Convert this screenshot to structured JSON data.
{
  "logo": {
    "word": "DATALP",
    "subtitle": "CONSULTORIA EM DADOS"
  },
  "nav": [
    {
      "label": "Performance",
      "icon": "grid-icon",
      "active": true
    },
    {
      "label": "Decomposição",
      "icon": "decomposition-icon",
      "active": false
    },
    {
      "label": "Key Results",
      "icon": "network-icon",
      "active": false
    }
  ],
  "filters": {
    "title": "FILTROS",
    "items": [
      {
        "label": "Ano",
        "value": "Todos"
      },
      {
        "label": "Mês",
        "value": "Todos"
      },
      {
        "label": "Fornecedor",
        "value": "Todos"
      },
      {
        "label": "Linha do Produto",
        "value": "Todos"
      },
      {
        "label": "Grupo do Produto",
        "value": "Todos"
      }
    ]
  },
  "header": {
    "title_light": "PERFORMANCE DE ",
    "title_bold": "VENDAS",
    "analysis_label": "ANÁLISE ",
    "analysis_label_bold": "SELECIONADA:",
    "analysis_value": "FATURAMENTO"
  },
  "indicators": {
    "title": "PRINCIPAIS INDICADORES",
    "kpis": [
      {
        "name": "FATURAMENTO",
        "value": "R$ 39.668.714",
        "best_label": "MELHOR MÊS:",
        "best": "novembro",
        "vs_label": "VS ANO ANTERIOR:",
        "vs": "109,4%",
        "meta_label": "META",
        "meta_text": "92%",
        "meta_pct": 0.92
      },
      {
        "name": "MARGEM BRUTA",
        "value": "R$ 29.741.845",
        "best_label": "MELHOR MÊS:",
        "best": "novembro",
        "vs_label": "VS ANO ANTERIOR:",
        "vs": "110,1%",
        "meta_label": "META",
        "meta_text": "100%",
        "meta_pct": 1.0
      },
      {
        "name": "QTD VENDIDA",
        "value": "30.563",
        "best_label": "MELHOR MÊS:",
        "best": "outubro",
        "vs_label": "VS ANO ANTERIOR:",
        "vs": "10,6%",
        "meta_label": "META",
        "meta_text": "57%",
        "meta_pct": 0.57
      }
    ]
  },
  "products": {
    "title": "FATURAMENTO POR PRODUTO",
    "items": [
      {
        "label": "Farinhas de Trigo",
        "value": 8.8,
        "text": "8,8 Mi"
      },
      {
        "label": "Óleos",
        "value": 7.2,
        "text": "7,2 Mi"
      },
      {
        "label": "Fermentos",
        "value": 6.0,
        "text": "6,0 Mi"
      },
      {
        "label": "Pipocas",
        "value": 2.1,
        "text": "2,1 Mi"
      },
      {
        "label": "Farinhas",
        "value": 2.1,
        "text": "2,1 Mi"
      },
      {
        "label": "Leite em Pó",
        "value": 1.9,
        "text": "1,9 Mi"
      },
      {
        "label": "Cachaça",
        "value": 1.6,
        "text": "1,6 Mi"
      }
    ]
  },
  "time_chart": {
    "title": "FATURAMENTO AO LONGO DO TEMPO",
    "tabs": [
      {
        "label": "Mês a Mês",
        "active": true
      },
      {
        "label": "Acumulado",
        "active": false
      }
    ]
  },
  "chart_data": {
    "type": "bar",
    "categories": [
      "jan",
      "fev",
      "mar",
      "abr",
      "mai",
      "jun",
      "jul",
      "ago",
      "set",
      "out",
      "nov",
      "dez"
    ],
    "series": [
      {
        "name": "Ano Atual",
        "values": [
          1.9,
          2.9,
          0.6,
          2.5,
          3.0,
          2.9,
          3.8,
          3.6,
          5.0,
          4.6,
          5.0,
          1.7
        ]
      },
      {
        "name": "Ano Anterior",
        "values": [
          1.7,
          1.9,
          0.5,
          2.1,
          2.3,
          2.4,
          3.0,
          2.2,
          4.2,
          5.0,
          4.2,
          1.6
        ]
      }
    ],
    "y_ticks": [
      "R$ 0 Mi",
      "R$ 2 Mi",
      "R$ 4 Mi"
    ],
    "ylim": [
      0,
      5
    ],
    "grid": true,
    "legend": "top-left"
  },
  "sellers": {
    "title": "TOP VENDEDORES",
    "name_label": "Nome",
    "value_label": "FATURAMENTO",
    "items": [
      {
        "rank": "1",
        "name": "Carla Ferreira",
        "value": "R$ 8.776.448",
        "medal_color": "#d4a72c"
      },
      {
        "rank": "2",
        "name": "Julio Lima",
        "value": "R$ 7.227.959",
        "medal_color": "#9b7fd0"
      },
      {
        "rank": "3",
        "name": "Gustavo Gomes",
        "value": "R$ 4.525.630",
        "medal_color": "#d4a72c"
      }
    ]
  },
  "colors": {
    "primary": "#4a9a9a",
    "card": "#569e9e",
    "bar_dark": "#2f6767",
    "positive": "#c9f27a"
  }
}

◆ ◆ ◆ ◆ ◆ ◆ ◆

How many lines of the listing include the string "FATURAMENTO"? Answer with the number alone.

5